THE REQUEST - Using the records provided below, locate and copy each line that contains the word "right".

Part of a data file
.....
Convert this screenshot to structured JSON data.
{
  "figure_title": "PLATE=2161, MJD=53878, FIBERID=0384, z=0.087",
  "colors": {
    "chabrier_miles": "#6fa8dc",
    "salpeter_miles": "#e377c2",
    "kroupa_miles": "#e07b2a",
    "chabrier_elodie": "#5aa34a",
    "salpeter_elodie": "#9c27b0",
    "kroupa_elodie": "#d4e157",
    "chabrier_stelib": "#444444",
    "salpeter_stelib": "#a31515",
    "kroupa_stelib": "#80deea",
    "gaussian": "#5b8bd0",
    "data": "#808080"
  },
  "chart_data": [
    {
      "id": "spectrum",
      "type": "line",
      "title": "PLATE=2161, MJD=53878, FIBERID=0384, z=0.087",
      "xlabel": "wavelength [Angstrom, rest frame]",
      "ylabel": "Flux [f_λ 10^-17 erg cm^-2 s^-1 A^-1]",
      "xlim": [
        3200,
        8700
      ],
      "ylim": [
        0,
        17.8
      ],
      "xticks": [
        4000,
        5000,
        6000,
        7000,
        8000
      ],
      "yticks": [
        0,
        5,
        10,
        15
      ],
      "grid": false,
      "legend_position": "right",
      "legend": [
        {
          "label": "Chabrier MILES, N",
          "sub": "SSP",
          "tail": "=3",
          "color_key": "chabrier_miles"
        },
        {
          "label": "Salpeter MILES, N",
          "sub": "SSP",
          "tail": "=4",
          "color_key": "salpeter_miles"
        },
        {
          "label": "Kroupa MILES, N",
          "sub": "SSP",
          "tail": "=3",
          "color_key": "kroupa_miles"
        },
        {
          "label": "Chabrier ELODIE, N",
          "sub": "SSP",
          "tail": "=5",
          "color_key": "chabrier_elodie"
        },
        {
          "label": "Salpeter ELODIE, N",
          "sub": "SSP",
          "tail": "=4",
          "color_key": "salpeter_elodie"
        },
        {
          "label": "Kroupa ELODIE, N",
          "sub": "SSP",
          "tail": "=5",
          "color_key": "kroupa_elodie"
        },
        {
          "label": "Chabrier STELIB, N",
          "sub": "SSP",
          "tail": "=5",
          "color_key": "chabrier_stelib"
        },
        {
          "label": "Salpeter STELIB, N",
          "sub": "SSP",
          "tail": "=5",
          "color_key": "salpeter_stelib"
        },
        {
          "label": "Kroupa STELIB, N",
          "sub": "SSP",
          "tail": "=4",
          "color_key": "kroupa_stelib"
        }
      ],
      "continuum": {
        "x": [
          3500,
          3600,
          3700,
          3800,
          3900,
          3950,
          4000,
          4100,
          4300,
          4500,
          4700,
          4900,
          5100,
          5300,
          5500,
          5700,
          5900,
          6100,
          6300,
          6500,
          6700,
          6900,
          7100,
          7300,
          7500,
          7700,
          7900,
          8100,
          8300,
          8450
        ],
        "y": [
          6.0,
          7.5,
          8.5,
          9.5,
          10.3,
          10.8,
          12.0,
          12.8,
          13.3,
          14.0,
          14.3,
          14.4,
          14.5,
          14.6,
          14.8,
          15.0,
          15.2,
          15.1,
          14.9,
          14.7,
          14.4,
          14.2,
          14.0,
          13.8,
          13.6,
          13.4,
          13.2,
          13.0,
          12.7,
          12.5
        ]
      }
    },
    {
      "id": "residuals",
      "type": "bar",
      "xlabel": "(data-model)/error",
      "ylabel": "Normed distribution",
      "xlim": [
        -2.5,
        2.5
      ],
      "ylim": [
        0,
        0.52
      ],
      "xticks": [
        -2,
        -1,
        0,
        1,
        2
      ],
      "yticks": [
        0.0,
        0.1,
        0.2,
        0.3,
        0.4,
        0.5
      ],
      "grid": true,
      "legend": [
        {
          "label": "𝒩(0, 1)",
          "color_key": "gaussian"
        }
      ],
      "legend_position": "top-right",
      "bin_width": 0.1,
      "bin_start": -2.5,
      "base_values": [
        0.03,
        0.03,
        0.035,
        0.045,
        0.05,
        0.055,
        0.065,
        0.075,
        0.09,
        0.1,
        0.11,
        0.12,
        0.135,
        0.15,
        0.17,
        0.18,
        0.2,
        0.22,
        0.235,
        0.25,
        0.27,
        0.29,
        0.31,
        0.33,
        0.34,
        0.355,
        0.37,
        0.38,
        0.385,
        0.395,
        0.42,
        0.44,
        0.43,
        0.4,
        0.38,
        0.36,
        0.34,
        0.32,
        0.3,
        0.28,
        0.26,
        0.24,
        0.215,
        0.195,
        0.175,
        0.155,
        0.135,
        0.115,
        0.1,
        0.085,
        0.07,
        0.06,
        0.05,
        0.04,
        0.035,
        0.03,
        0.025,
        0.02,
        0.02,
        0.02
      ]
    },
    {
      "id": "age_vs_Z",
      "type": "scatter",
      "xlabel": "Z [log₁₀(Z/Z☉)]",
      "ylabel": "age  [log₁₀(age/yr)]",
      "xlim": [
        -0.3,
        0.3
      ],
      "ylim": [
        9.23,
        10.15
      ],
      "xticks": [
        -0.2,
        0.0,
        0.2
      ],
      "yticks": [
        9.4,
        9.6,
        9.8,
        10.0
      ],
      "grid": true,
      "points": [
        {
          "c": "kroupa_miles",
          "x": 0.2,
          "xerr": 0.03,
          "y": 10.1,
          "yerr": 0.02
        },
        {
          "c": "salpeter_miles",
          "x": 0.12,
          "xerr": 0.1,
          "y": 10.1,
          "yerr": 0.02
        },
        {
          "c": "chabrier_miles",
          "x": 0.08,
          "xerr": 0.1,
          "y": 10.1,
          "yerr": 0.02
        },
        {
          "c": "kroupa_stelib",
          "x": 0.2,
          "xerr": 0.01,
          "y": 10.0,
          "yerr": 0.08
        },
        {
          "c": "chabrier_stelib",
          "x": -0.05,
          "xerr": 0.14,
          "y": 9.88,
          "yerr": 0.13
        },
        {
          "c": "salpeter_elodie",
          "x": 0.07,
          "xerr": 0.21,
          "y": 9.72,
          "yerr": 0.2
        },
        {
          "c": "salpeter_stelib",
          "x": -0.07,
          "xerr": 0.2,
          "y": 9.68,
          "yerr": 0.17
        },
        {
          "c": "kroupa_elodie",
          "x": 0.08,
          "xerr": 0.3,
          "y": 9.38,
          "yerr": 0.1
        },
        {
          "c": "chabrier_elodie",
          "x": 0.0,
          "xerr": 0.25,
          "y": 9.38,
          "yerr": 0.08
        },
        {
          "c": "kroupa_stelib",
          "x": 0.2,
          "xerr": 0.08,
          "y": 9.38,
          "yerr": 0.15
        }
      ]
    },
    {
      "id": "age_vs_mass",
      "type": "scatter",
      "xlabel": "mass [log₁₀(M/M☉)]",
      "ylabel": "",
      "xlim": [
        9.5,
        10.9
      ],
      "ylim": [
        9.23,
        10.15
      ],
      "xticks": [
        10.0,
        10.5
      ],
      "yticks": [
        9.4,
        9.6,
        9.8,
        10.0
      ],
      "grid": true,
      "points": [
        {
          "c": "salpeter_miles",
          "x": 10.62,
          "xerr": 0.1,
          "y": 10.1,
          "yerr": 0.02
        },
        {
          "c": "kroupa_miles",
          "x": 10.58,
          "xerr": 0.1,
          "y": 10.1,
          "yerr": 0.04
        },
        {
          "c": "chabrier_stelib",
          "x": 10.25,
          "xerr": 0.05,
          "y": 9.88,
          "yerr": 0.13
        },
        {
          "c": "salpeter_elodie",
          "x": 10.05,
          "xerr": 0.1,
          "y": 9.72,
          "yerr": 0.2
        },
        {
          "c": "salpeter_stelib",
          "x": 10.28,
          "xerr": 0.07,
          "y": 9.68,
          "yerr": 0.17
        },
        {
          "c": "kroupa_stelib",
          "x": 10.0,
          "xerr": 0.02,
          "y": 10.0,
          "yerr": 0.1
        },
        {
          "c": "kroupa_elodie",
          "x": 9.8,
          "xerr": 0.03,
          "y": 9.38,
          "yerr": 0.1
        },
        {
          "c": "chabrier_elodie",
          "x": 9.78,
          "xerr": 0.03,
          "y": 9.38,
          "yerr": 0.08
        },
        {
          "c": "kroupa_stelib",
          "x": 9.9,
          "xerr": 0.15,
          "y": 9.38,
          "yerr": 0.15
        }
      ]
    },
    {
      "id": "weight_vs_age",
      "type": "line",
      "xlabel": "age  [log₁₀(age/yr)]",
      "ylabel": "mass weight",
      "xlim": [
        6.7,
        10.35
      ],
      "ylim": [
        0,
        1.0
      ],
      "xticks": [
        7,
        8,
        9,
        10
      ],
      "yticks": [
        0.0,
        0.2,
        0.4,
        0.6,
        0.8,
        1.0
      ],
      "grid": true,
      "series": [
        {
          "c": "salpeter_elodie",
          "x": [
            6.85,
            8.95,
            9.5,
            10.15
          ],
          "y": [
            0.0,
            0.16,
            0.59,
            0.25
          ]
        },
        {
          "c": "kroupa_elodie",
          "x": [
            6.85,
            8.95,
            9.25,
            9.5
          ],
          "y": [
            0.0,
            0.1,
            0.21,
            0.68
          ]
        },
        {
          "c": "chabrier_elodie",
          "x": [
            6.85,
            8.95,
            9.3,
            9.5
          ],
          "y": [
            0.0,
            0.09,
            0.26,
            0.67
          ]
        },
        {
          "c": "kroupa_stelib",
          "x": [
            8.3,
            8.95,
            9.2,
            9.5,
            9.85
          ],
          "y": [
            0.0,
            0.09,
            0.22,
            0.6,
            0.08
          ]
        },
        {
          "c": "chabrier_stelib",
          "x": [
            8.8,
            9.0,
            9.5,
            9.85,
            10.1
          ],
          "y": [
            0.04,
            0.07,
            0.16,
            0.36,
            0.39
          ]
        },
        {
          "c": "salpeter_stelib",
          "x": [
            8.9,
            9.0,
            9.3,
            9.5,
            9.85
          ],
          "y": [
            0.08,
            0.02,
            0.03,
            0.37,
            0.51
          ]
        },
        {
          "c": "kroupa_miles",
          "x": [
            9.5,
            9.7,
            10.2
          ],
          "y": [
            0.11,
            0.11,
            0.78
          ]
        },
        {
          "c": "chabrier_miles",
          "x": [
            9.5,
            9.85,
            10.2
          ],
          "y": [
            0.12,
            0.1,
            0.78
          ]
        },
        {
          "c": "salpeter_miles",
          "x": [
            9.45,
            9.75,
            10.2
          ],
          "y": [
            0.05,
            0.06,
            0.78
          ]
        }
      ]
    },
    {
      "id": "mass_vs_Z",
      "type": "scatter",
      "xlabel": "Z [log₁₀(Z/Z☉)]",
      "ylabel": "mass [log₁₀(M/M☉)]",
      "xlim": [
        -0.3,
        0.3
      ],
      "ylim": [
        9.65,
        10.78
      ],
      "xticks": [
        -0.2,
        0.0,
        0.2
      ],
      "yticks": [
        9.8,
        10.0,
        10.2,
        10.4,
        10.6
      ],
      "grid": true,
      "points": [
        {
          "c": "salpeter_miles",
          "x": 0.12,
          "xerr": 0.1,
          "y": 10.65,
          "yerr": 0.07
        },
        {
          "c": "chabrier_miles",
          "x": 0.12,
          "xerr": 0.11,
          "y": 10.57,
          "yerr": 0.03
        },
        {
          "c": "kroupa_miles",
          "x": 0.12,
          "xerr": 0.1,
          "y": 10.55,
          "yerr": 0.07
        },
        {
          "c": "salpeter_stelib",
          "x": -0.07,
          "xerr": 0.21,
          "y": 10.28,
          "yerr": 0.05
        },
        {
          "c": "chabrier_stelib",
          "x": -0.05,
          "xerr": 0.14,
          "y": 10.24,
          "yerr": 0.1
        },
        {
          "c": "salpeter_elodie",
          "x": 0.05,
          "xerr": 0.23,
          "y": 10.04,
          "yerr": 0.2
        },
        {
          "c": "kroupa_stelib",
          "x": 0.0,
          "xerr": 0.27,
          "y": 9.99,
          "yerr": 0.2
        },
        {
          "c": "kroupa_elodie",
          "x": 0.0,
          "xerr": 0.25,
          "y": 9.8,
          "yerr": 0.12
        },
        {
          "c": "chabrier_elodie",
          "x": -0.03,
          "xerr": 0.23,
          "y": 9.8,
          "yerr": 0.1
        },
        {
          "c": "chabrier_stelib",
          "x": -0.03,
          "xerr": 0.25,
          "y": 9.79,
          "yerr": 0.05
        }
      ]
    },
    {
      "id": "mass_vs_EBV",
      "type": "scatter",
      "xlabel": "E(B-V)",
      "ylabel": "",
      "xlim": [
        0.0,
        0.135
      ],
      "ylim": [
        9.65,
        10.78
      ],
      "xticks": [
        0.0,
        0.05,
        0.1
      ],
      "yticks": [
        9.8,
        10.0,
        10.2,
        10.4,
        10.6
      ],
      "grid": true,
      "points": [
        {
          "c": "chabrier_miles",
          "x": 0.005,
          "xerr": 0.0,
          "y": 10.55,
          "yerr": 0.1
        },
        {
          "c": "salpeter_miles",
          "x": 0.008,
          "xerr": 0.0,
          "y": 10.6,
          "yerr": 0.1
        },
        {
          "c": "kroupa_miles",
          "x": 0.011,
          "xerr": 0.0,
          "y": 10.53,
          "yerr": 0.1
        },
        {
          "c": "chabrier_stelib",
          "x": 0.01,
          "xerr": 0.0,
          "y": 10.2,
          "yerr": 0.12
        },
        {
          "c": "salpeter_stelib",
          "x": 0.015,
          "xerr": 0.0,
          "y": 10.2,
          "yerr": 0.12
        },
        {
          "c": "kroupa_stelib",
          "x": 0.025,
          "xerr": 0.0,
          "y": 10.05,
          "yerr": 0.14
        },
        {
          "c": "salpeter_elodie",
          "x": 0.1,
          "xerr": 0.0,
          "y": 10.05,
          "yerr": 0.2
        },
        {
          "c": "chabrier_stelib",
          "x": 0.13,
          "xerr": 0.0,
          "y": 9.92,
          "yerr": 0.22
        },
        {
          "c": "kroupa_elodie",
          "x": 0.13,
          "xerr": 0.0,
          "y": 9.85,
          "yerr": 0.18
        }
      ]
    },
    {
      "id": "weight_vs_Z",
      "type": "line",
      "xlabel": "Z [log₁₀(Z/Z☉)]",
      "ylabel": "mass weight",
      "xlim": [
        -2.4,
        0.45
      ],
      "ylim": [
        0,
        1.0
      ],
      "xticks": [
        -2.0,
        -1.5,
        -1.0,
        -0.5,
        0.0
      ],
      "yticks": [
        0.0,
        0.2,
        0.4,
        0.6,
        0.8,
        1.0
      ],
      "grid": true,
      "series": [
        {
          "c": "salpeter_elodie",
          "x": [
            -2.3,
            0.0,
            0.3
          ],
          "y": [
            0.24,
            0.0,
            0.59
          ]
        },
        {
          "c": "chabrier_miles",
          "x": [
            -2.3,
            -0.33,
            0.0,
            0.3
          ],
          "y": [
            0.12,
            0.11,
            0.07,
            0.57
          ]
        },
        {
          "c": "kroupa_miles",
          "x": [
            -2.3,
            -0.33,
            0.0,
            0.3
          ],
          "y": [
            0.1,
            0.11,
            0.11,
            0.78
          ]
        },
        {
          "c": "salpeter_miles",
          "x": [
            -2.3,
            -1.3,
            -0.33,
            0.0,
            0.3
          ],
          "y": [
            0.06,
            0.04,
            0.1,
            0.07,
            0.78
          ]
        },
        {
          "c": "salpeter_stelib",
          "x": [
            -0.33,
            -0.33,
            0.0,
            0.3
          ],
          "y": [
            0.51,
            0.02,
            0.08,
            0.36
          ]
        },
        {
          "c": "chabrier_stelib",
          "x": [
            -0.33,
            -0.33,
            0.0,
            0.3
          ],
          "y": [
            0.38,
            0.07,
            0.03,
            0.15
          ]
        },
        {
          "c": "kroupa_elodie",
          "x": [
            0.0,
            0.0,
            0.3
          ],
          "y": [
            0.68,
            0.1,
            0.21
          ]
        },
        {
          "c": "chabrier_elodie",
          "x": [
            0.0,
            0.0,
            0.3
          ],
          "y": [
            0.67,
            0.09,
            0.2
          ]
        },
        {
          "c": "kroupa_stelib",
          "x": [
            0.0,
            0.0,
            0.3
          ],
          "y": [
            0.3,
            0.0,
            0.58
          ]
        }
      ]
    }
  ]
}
.....
FINAL RESULT -
      "legend_position": "right",
      "legend_position": "top-right",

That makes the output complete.